◆ DATA FOR THIS TASK:

..........

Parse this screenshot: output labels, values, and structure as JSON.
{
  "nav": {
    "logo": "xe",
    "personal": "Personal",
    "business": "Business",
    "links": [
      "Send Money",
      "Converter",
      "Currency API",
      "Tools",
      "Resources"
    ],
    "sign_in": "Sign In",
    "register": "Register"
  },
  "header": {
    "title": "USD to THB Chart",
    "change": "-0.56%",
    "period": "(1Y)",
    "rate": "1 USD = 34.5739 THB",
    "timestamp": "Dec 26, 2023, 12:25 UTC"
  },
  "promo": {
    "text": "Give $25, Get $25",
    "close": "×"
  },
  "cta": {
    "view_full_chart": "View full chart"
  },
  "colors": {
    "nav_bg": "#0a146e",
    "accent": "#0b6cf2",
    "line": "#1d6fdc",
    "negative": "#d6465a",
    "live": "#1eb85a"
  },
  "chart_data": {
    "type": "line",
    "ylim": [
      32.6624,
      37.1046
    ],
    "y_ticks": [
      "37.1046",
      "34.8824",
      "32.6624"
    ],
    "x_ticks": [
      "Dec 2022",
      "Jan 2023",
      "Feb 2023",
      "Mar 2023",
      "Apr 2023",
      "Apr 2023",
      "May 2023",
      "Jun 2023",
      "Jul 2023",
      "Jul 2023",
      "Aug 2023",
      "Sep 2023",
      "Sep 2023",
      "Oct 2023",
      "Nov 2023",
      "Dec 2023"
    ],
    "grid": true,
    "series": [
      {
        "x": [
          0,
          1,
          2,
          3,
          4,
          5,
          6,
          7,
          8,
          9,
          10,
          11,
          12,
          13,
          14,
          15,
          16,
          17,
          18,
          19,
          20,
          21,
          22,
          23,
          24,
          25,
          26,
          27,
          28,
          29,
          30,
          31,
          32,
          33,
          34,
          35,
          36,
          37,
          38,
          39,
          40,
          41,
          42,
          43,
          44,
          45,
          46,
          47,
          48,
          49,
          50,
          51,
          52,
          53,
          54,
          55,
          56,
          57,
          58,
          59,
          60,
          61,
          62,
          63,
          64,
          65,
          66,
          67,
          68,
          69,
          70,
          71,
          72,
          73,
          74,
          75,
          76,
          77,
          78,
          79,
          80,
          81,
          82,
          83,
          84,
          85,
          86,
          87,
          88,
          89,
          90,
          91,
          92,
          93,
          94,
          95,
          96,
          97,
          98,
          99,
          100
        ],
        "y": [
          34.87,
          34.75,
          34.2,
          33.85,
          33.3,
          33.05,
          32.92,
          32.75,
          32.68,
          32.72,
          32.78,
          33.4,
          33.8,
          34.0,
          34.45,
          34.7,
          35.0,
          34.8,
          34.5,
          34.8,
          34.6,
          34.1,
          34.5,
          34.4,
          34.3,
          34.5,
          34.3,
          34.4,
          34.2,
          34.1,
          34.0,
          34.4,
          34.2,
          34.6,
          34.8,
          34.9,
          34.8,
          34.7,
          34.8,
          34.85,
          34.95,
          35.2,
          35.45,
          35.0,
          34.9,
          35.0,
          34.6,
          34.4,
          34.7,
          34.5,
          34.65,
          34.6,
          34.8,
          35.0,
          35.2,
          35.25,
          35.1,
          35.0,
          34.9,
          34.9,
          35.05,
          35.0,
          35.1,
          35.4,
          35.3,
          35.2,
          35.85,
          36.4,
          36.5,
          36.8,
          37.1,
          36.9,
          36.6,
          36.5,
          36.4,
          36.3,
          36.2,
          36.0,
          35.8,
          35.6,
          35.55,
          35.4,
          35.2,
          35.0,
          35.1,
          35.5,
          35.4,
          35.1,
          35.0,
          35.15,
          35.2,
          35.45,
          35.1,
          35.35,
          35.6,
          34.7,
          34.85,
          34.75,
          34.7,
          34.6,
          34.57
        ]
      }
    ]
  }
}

..........

◆ TASK INSTRUCTIONS:
Copy out all of the records shown above exactly.

◆ CORRECT RESULT:
Parse this screenshot: output labels, values, and structure as JSON.
{
  "nav": {
    "logo": "xe",
    "personal": "Personal",
    "business": "Business",
    "links": [
      "Send Money",
      "Converter",
      "Currency API",
      "Tools",
      "Resources"
    ],
    "sign_in": "Sign In",
    "register": "Register"
  },
  "header": {
    "title": "USD to THB Chart",
    "change": "-0.56%",
    "period": "(1Y)",
    "rate": "1 USD = 34.5739 THB",
    "timestamp": "Dec 26, 2023, 12:25 UTC"
  },
  "promo": {
    "text": "Give $25, Get $25",
    "close": "×"
  },
  "cta": {
    "view_full_chart": "View full chart"
  },
  "colors": {
    "nav_bg": "#0a146e",
    "accent": "#0b6cf2",
    "line": "#1d6fdc",
    "negative": "#d6465a",
    "live": "#1eb85a"
  },
  "chart_data": {
    "type": "line",
    "ylim": [
      32.6624,
      37.1046
    ],
    "y_ticks": [
      "37.1046",
      "34.8824",
      "32.6624"
    ],
    "x_ticks": [
      "Dec 2022",
      "Jan 2023",
      "Feb 2023",
      "Mar 2023",
      "Apr 2023",
      "Apr 2023",
      "May 2023",
      "Jun 2023",
      "Jul 2023",
      "Jul 2023",
      "Aug 2023",
      "Sep 2023",
      "Sep 2023",
      "Oct 2023",
      "Nov 2023",
      "Dec 2023"
    ],
    "grid": true,
    "series": [
      {
        "x": [
          0,
          1,
          2,
          3,
          4,
          5,
          6,
          7,
          8,
          9,
          10,
          11,
          12,
          13,
          14,
          15,
          16,
          17,
          18,
          19,
          20,
          21,
          22,
          23,
          24,
          25,
          26,
          27,
          28,
          29,
          30,
          31,
          32,
          33,
          34,
          35,
          36,
          37,
          38,
          39,
          40,
          41,
          42,
          43,
          44,
          45,
          46,
          47,
          48,
          49,
          50,
          51,
          52,
          53,
          54,
          55,
          56,
          57,
          58,
          59,
          60,
          61,
          62,
          63,
          64,
          65,
          66,
          67,
          68,
          69,
          70,
          71,
          72,
          73,
          74,
          75,
          76,
          77,
          78,
          79,
          80,
          81,
          82,
          83,
          84,
          85,
          86,
          87,
          88,
          89,
          90,
          91,
          92,
          93,
          94,
          95,
          96,
          97,
          98,
          99,
          100
        ],
        "y": [
          34.87,
          34.75,
          34.2,
          33.85,
          33.3,
          33.05,
          32.92,
          32.75,
          32.68,
          32.72,
          32.78,
          33.4,
          33.8,
          34.0,
          34.45,
          34.7,
          35.0,
          34.8,
          34.5,
          34.8,
          34.6,
          34.1,
          34.5,
          34.4,
          34.3,
          34.5,
          34.3,
          34.4,
          34.2,
          34.1,
          34.0,
          34.4,
          34.2,
          34.6,
          34.8,
          34.9,
          34.8,
          34.7,
          34.8,
          34.85,
          34.95,
          35.2,
          35.45,
          35.0,
          34.9,
          35.0,
          34.6,
          34.4,
          34.7,
          34.5,
          34.65,
          34.6,
          34.8,
          35.0,
          35.2,
          35.25,
          35.1,
          35.0,
          34.9,
          34.9,
          35.05,
          35.0,
          35.1,
          35.4,
          35.3,
          35.2,
          35.85,
          36.4,
          36.5,
          36.8,
          37.1,
          36.9,
          36.6,
          36.5,
          36.4,
          36.3,
          36.2,
          36.0,
          35.8,
          35.6,
          35.55,
          35.4,
          35.2,
          35.0,
          35.1,
          35.5,
          35.4,
          35.1,
          35.0,
          35.15,
          35.2,
          35.45,
          35.1,
          35.35,
          35.6,
          34.7,
          34.85,
          34.75,
          34.7,
          34.6,
          34.57
        ]
      }
    ]
  }
}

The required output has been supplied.